- _TASK DIRECTIONS_
Which lines of the records below contain the string "mobility"? Report each of them.

Entries from a page text dataset:
▼
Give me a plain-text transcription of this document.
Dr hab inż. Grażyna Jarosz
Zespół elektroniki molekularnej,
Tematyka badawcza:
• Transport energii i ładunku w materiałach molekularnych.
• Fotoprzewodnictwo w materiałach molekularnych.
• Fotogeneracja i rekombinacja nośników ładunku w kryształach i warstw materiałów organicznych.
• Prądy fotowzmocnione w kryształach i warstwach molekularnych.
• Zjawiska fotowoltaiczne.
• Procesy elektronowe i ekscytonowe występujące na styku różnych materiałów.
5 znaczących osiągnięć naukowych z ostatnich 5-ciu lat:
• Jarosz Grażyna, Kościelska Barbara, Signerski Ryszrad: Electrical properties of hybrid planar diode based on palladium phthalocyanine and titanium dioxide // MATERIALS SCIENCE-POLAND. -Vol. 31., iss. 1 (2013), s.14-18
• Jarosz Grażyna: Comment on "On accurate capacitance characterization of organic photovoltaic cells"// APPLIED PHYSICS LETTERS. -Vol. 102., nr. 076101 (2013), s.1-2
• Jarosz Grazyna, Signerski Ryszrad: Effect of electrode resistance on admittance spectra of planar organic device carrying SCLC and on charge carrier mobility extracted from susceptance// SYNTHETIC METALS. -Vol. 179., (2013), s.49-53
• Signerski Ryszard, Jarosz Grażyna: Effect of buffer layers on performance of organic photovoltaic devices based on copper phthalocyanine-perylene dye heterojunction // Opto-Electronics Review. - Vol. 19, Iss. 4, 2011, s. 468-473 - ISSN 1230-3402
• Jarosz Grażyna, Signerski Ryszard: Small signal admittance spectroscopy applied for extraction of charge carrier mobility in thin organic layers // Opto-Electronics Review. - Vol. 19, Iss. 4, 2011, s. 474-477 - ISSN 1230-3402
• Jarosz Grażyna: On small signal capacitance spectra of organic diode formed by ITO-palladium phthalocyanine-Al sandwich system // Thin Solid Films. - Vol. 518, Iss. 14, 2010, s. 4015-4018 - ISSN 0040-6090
▲
- _TASK OUTPUT_
• Jarosz Grazyna, Signerski Ryszrad: Effect of electrode resistance on admittance spectra of planar organic device carrying SCLC and on charge carrier mobility extracted from susceptance// SYNTHETIC METALS. -Vol. 179., (2013), s.49-53
• Jarosz Grażyna, Signerski Ryszard: Small signal admittance spectroscopy applied for extraction of charge carrier mobility in thin organic layers // Opto-Electronics Review. - Vol. 19, Iss. 4, 2011, s. 474-477 - ISSN 1230-3402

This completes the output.